+++ Input data +++
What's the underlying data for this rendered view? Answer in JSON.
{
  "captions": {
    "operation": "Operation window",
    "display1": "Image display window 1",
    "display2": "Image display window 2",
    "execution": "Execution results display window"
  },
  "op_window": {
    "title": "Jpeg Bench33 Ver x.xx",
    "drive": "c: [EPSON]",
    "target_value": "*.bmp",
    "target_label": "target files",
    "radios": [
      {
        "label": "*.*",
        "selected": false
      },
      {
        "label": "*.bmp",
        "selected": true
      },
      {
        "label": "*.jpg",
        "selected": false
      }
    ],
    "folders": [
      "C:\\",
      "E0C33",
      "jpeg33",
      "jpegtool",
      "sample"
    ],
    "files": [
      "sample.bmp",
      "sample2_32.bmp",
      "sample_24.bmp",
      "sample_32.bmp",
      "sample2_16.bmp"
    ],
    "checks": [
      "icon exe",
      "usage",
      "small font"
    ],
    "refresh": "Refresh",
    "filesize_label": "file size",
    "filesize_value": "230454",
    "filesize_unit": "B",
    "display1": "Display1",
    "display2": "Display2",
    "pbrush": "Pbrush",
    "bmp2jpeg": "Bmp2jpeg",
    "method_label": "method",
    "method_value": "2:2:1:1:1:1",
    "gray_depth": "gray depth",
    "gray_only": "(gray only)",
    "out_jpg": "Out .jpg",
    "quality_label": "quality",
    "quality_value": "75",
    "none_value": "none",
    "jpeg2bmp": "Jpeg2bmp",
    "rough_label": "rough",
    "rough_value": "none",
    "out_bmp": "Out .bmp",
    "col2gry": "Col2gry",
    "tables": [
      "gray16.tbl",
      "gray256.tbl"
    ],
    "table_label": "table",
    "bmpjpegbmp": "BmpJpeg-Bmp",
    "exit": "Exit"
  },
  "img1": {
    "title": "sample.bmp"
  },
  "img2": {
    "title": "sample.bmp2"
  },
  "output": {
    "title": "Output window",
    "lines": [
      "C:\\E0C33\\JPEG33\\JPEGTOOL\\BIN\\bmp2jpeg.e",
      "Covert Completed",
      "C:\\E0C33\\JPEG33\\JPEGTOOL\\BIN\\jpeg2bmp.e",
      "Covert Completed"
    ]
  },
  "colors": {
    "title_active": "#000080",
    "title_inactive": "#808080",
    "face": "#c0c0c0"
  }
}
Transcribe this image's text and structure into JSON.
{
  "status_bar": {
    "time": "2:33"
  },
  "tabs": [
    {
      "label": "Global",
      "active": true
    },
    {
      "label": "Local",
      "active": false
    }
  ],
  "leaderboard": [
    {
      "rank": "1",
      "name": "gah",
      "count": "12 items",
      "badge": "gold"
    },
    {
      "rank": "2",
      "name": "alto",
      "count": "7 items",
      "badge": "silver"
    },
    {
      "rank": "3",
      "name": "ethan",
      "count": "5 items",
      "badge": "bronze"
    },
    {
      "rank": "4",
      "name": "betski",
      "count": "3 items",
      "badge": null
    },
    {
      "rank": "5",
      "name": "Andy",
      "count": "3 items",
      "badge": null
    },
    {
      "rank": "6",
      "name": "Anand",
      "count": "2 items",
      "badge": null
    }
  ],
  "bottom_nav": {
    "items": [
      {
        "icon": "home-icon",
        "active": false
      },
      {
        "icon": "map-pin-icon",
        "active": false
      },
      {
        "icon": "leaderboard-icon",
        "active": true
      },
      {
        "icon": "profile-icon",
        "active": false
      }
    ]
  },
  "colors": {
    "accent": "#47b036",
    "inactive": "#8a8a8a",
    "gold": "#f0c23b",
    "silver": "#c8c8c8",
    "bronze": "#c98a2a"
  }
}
+++
## Aim
Return the entries above exactly as they appear.

## Answer to the task
What's the underlying data for this rendered view? Answer in JSON.
{
  "captions": {
    "operation": "Operation window",
    "display1": "Image display window 1",
    "display2": "Image display window 2",
    "execution": "Execution results display window"
  },
  "op_window": {
    "title": "Jpeg Bench33 Ver x.xx",
    "drive": "c: [EPSON]",
    "target_value": "*.bmp",
    "target_label": "target files",
    "radios": [
      {
        "label": "*.*",
        "selected": false
      },
      {
        "label": "*.bmp",
        "selected": true
      },
      {
        "label": "*.jpg",
        "selected": false
      }
    ],
    "folders": [
      "C:\\",
      "E0C33",
      "jpeg33",
      "jpegtool",
      "sample"
    ],
    "files": [
      "sample.bmp",
      "sample2_32.bmp",
      "sample_24.bmp",
      "sample_32.bmp",
      "sample2_16.bmp"
    ],
    "checks": [
      "icon exe",
      "usage",
      "small font"
    ],
    "refresh": "Refresh",
    "filesize_label": "file size",
    "filesize_value": "230454",
    "filesize_unit": "B",
    "display1": "Display1",
    "display2": "Display2",
    "pbrush": "Pbrush",
    "bmp2jpeg": "Bmp2jpeg",
    "method_label": "method",
    "method_value": "2:2:1:1:1:1",
    "gray_depth": "gray depth",
    "gray_only": "(gray only)",
    "out_jpg": "Out .jpg",
    "quality_label": "quality",
    "quality_value": "75",
    "none_value": "none",
    "jpeg2bmp": "Jpeg2bmp",
    "rough_label": "rough",
    "rough_value": "none",
    "out_bmp": "Out .bmp",
    "col2gry": "Col2gry",
    "tables": [
      "gray16.tbl",
      "gray256.tbl"
    ],
    "table_label": "table",
    "bmpjpegbmp": "BmpJpeg-Bmp",
    "exit": "Exit"
  },
  "img1": {
    "title": "sample.bmp"
  },
  "img2": {
    "title": "sample.bmp2"
  },
  "output": {
    "title": "Output window",
    "lines": [
      "C:\\E0C33\\JPEG33\\JPEGTOOL\\BIN\\bmp2jpeg.e",
      "Covert Completed",
      "C:\\E0C33\\JPEG33\\JPEGTOOL\\BIN\\jpeg2bmp.e",
      "Covert Completed"
    ]
  },
  "colors": {
    "title_active": "#000080",
    "title_inactive": "#808080",
    "face": "#c0c0c0"
  }
}
Transcribe this image's text and structure into JSON.
{
  "status_bar": {
    "time": "2:33"
  },
  "tabs": [
    {
      "label": "Global",
      "active": true
    },
    {
      "label": "Local",
      "active": false
    }
  ],
  "leaderboard": [
    {
      "rank": "1",
      "name": "gah",
      "count": "12 items",
      "badge": "gold"
    },
    {
      "rank": "2",
      "name": "alto",
      "count": "7 items",
      "badge": "silver"
    },
    {
      "rank": "3",
      "name": "ethan",
      "count": "5 items",
      "badge": "bronze"
    },
    {
      "rank": "4",
      "name": "betski",
      "count": "3 items",
      "badge": null
    },
    {
      "rank": "5",
      "name": "Andy",
      "count": "3 items",
      "badge": null
    },
    {
      "rank": "6",
      "name": "Anand",
      "count": "2 items",
      "badge": null
    }
  ],
  "bottom_nav": {
    "items": [
      {
        "icon": "home-icon",
        "active": false
      },
      {
        "icon": "map-pin-icon",
        "active": false
      },
      {
        "icon": "leaderboard-icon",
        "active": true
      },
      {
        "icon": "profile-icon",
        "active": false
      }
    ]
  },
  "colors": {
    "accent": "#47b036",
    "inactive": "#8a8a8a",
    "gold": "#f0c23b",
    "silver": "#c8c8c8",
    "bronze": "#c98a2a"
  }
}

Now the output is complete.